• Vorliegende Einträge:
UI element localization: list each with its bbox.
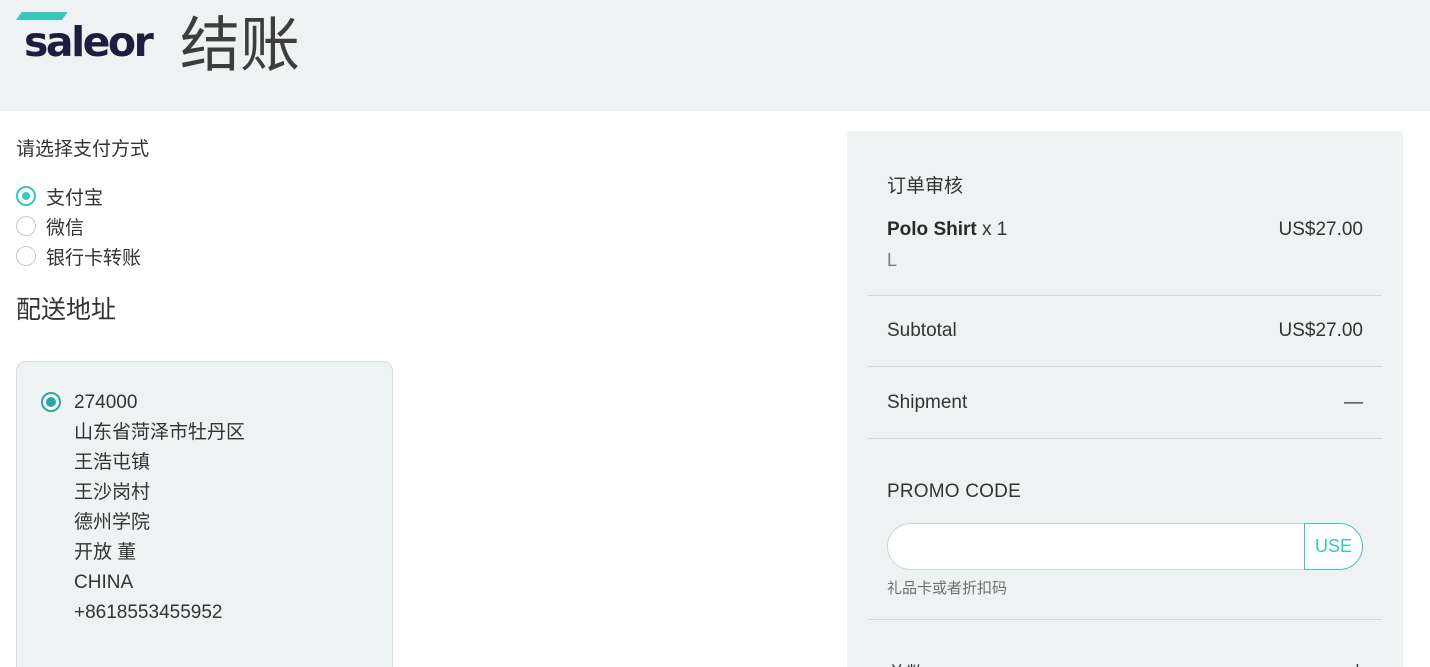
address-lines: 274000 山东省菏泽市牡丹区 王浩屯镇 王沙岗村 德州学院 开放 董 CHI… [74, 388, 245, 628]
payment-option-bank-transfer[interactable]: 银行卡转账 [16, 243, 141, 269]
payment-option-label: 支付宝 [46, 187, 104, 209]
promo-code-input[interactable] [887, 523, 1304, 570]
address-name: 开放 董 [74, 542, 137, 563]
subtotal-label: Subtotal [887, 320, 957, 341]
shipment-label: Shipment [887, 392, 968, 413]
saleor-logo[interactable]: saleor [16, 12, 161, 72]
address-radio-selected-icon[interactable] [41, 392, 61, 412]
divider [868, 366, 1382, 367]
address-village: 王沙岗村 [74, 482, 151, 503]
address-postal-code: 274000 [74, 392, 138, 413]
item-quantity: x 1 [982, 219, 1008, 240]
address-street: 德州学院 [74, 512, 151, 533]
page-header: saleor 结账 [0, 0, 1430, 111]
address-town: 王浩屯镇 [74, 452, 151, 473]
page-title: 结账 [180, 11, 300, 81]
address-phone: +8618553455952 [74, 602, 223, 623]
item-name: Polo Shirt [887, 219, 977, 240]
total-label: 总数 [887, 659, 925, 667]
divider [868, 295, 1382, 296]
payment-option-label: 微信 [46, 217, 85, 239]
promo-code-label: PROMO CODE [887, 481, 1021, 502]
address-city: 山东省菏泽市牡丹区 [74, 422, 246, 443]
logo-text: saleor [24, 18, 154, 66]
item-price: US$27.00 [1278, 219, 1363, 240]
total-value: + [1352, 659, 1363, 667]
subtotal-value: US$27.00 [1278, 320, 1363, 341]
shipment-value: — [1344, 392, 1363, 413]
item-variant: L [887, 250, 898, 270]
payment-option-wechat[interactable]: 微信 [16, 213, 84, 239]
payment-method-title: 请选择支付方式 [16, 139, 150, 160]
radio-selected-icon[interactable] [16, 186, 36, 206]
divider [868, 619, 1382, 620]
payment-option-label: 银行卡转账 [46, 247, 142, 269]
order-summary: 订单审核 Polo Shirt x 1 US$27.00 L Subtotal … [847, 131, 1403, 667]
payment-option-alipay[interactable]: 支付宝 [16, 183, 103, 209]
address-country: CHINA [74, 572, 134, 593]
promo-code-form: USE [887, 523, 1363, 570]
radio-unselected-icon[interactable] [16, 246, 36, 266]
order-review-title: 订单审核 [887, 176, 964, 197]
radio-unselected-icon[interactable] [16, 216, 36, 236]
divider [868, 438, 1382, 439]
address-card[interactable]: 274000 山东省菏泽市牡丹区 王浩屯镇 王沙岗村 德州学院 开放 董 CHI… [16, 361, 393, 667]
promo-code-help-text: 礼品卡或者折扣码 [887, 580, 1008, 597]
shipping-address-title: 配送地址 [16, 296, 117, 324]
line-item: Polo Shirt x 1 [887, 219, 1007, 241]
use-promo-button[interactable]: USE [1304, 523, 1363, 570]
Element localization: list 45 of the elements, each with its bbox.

* * *

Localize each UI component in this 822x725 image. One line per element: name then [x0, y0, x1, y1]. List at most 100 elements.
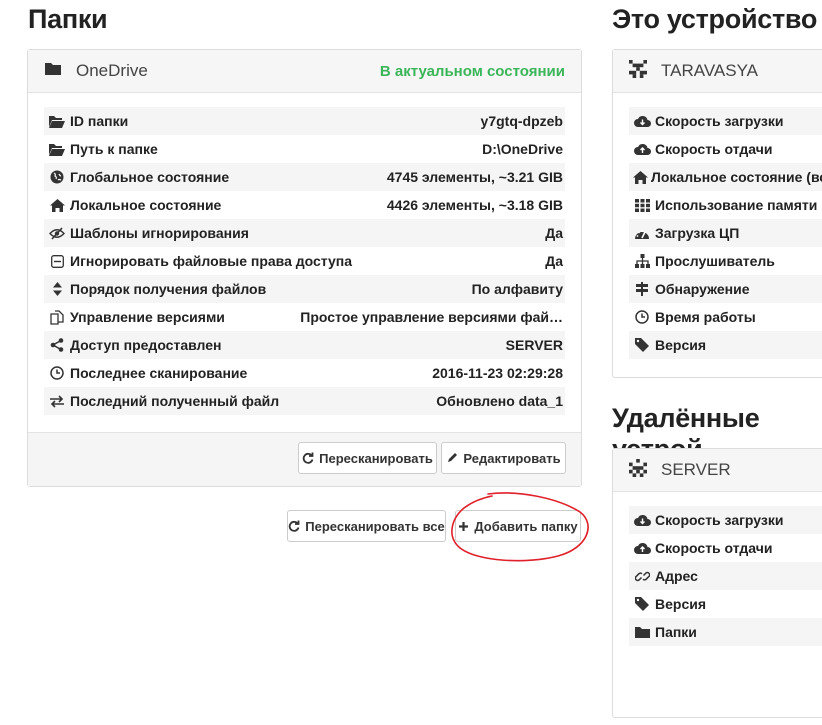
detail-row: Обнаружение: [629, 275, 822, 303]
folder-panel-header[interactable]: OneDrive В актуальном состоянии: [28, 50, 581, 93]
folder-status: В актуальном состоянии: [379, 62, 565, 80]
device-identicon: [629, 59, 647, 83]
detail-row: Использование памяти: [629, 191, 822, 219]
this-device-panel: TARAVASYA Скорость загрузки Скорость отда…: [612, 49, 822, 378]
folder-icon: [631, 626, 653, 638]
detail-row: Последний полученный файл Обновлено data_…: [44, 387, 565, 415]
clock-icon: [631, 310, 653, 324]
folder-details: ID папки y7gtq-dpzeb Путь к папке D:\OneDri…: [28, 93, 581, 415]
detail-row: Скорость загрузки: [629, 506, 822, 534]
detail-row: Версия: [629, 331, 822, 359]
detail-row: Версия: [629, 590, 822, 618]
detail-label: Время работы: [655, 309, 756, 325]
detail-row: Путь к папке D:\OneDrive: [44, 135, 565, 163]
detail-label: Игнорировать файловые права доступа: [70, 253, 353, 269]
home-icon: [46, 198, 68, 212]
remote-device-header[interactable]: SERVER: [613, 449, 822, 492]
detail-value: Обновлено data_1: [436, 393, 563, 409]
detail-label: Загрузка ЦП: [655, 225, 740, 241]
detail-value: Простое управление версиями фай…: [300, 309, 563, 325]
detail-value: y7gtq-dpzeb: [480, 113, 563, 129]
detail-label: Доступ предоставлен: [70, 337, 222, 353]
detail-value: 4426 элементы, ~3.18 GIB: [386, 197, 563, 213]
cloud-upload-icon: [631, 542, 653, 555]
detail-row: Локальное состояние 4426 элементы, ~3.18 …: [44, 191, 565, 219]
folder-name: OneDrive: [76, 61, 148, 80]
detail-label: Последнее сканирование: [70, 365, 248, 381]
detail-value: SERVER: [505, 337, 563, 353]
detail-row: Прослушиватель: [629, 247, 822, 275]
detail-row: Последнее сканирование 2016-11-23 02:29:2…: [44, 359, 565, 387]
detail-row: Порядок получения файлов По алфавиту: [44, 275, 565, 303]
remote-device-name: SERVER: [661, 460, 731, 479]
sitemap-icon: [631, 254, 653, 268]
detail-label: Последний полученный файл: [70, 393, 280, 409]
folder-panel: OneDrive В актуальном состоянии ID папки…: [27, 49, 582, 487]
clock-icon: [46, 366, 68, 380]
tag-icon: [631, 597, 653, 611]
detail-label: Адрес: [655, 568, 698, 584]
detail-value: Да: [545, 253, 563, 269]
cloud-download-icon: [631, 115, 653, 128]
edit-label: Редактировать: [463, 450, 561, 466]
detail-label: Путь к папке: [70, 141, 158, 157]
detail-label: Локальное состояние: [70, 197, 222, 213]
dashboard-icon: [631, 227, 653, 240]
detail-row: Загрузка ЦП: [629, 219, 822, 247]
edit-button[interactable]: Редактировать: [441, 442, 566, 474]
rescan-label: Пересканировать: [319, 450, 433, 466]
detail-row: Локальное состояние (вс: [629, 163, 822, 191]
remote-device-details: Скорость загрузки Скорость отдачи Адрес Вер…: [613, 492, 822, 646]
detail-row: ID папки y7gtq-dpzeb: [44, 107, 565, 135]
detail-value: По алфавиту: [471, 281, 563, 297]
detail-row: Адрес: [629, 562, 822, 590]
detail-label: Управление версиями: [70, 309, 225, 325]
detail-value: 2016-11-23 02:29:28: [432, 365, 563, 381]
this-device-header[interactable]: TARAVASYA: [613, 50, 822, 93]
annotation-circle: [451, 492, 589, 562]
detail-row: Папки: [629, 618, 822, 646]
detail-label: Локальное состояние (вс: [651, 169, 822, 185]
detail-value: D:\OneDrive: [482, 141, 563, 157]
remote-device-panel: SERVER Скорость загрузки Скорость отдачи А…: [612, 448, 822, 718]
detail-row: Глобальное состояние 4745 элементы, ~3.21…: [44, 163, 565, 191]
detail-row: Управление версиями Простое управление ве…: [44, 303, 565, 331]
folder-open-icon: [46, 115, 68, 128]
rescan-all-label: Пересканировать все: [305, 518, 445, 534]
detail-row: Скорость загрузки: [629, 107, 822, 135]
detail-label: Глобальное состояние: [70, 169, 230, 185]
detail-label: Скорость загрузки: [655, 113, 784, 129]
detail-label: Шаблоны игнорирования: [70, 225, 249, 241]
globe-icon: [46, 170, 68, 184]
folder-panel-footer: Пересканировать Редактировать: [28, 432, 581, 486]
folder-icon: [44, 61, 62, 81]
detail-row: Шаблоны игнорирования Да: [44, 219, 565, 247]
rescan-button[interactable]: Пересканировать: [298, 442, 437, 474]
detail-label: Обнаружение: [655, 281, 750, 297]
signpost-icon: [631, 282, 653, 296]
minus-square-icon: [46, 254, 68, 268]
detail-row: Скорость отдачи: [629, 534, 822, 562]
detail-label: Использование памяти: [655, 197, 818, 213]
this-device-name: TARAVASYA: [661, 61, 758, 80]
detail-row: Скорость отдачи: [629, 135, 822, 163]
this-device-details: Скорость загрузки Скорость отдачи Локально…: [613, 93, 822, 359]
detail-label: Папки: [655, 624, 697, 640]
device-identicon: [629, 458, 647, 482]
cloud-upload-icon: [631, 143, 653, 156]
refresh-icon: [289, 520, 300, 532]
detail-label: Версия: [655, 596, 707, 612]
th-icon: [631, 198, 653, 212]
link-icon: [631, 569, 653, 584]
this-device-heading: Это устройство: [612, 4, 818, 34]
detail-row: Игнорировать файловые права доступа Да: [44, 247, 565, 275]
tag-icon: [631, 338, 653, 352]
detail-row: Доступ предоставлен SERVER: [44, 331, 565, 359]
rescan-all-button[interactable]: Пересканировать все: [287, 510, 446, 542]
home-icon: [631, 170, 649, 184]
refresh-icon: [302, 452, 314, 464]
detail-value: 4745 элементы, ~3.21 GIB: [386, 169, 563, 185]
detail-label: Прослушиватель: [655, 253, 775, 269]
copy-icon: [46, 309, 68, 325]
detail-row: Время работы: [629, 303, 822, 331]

• Deine Aufgabe:
Ermittle alle Zeilen der Einträge oben, in denen die Zeichenfolge „德州学院“ vorkommt, und schreib jede davon unverändert ab.

• Antwort:
address-lines: 274000 山东省菏泽市牡丹区 王浩屯镇 王沙岗村 德州学院 开放 董 CHI… [74, 388, 245, 628]
address-street: 德州学院 [74, 512, 151, 533]
address-card[interactable]: 274000 山东省菏泽市牡丹区 王浩屯镇 王沙岗村 德州学院 开放 董 CHI… [16, 361, 393, 667]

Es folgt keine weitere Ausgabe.